• **Written problem**
What lines of the data hold the string "marker"? Pull each one out.

[Lines of data]
################

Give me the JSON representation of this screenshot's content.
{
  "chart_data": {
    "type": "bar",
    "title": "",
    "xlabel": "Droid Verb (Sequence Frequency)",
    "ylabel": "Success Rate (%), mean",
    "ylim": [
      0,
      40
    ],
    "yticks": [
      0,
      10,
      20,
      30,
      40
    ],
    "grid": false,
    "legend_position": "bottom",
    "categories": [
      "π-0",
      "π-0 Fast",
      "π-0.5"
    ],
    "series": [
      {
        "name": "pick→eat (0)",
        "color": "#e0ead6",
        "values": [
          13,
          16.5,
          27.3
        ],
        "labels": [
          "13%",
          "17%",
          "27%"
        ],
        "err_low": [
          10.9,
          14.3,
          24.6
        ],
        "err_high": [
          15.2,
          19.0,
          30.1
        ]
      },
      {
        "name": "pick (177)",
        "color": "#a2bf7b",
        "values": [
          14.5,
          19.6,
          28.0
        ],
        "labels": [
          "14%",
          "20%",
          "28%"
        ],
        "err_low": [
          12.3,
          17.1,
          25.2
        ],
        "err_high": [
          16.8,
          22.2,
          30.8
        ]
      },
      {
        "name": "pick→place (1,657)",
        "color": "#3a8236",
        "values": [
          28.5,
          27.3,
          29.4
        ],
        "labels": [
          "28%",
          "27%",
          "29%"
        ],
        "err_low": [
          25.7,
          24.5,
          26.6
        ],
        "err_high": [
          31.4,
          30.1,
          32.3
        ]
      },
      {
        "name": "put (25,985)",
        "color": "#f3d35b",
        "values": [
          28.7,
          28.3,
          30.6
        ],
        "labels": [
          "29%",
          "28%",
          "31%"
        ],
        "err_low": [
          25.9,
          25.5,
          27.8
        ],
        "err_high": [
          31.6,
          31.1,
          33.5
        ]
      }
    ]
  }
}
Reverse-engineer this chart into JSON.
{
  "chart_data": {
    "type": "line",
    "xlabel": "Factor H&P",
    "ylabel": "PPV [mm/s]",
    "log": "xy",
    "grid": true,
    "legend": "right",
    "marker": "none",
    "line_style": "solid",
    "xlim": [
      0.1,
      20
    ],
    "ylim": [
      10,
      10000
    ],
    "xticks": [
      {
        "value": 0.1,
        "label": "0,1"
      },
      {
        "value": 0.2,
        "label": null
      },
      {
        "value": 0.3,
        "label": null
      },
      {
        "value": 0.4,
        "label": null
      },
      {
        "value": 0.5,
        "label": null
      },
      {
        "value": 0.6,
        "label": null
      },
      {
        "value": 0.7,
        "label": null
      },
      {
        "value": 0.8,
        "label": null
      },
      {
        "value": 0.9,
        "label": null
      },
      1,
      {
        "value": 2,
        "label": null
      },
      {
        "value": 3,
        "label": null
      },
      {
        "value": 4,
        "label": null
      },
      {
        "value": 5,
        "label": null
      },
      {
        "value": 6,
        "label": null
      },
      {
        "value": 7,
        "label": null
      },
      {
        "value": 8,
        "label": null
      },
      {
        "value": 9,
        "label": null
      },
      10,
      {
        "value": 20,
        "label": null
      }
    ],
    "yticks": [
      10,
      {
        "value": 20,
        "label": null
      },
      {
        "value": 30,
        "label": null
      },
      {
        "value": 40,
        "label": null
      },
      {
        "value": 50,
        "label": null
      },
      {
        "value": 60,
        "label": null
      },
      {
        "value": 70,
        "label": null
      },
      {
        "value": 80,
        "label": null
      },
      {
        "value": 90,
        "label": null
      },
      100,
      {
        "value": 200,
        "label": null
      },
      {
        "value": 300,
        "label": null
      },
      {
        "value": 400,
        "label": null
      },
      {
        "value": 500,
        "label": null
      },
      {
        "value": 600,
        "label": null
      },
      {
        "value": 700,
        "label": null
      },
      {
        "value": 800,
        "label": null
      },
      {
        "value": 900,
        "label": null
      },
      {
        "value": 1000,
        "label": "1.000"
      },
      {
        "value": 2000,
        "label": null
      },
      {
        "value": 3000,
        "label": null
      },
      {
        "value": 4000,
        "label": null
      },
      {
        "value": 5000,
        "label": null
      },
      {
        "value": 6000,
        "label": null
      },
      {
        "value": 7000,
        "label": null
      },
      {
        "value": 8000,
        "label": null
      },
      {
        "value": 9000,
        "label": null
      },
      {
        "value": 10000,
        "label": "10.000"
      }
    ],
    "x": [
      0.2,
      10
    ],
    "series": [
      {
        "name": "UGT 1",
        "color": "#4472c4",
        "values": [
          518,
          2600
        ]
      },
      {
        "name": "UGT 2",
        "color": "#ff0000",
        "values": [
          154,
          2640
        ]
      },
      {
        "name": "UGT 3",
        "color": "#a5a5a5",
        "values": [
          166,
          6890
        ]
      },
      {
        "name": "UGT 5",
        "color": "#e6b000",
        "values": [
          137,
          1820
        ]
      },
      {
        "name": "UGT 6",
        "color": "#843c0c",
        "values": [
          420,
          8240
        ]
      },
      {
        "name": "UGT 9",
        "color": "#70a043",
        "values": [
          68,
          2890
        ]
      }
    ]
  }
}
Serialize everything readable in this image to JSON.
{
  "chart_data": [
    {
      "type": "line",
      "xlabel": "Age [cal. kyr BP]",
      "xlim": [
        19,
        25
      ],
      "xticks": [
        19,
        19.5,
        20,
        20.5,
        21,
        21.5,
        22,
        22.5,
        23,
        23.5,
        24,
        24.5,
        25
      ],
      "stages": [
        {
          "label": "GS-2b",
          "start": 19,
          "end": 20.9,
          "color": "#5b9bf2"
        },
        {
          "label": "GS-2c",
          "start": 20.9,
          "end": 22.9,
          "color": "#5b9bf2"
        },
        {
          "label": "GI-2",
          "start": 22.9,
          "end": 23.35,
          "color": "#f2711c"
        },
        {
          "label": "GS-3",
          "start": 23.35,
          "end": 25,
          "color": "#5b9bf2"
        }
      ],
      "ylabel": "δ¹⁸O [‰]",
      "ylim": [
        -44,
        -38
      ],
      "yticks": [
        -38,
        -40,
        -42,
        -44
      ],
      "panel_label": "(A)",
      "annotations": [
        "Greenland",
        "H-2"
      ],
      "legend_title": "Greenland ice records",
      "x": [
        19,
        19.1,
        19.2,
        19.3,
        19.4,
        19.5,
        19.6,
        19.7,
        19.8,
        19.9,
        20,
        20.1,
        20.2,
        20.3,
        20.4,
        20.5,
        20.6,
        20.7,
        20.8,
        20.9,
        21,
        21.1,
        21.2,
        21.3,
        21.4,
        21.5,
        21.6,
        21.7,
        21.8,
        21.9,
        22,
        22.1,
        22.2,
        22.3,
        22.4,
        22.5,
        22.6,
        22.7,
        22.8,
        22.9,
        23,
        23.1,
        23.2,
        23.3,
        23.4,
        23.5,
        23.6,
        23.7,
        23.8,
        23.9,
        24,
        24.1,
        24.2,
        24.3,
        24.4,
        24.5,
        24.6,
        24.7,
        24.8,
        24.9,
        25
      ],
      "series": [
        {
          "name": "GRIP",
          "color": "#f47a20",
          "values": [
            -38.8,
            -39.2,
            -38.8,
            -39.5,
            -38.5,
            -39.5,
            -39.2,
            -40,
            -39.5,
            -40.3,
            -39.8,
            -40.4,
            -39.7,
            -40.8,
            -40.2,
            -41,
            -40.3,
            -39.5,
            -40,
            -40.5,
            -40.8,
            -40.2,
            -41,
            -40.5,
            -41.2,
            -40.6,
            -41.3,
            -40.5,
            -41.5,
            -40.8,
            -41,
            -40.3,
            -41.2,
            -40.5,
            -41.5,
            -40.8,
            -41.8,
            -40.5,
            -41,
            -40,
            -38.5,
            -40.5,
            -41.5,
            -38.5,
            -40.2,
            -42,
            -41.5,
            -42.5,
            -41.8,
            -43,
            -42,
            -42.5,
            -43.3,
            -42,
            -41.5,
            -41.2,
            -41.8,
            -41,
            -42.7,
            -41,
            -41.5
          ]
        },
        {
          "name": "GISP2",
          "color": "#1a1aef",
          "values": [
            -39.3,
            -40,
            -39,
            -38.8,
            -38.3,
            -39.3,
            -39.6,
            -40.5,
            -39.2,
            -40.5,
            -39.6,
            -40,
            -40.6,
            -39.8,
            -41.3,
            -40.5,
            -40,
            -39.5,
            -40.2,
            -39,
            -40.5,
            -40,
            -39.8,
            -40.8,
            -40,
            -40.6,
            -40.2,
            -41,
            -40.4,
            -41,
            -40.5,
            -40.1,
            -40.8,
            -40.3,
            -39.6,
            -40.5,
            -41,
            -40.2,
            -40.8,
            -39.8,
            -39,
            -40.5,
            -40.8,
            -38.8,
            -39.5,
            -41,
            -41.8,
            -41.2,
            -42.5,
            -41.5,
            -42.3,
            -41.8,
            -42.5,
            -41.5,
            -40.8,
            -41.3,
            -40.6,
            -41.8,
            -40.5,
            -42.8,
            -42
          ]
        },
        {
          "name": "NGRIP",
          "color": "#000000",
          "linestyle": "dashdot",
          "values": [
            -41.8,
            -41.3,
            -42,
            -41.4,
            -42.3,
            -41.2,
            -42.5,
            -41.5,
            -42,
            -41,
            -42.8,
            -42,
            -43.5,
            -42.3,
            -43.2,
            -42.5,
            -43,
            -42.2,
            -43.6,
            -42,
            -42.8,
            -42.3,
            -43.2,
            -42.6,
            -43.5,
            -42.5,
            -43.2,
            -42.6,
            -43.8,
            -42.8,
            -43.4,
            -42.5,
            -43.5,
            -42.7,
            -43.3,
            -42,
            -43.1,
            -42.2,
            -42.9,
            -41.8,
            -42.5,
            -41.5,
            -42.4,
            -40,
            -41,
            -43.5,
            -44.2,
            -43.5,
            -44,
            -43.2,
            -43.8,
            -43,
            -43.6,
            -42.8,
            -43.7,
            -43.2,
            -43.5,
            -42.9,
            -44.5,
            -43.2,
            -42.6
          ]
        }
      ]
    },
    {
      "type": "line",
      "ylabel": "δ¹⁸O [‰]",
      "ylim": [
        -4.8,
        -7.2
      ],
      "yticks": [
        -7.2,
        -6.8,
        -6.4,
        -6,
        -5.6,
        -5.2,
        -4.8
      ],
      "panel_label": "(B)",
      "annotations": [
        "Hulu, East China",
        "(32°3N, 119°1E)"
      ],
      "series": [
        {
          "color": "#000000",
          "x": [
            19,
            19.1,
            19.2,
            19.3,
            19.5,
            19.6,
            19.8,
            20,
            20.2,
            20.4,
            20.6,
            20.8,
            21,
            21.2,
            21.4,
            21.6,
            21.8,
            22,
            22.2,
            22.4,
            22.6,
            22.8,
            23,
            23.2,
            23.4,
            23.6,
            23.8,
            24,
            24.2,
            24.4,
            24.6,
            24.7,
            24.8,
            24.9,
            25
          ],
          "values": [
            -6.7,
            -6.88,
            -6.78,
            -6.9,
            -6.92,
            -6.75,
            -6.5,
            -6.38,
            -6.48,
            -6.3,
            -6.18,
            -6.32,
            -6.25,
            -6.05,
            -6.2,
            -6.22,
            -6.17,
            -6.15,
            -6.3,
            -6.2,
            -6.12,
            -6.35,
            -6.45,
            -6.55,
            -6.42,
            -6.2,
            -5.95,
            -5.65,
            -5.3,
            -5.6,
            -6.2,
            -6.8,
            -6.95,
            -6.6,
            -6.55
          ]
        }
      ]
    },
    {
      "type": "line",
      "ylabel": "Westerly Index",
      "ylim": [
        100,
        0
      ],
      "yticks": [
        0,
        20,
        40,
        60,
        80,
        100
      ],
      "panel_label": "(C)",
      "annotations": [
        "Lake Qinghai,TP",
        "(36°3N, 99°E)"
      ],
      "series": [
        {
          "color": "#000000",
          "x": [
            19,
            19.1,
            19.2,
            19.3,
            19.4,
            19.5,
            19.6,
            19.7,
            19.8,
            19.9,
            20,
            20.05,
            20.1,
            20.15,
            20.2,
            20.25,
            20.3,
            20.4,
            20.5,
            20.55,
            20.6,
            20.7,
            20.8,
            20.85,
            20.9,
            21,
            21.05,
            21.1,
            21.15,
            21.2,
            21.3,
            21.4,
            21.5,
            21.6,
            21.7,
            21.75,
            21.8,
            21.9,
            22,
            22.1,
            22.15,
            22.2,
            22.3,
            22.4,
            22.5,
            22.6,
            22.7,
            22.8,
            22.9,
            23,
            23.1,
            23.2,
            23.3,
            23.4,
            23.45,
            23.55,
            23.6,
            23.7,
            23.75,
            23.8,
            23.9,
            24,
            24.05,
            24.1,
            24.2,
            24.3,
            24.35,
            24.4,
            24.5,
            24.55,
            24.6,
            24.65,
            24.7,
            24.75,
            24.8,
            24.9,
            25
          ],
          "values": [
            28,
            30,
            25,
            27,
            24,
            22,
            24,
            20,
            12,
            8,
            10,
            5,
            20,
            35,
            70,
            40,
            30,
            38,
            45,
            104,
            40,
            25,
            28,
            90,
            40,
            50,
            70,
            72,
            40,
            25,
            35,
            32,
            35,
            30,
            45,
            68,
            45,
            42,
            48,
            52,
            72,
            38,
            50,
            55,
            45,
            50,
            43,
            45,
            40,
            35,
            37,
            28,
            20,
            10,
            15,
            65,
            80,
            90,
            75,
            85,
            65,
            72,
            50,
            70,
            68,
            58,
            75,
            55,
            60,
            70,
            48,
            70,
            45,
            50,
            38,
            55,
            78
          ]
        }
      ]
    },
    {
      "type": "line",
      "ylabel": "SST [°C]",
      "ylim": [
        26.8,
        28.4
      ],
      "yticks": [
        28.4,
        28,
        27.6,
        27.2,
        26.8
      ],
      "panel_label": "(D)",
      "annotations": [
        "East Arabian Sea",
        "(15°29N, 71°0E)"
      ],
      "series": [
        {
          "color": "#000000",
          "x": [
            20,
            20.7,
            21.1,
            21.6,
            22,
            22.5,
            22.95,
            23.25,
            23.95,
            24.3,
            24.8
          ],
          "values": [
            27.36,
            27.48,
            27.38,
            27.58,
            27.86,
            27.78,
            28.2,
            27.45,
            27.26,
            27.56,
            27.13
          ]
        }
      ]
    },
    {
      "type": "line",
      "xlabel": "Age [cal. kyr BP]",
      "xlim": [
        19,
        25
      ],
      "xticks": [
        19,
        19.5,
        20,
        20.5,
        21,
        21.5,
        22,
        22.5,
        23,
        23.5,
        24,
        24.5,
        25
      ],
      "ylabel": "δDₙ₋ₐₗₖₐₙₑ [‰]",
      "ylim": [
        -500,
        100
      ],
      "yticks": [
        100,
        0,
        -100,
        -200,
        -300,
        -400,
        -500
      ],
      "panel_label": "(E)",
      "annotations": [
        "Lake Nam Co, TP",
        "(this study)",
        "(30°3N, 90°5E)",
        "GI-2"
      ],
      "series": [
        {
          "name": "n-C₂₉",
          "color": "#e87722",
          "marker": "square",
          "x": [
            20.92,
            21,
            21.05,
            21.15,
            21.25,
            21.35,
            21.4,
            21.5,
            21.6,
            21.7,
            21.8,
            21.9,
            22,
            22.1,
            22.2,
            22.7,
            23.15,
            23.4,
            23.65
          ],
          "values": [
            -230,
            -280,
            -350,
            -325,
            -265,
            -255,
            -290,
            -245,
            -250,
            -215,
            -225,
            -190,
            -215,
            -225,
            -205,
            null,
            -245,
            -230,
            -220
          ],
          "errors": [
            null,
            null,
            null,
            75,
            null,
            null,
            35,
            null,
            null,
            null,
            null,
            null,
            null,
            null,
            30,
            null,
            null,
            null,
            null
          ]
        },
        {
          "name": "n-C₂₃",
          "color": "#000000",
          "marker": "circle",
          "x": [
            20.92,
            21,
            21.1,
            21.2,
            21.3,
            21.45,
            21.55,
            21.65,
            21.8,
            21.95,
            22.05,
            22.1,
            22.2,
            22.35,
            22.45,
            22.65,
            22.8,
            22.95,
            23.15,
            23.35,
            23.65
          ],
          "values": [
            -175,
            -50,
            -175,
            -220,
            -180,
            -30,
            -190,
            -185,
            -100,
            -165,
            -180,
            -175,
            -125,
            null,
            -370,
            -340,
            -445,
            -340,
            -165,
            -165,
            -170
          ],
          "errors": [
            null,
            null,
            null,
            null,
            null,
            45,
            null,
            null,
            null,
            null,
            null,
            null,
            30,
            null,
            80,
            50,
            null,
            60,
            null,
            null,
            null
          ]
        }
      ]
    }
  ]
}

################

• **Final result**
    "marker": "none",
          "marker": "square",
          "marker": "circle",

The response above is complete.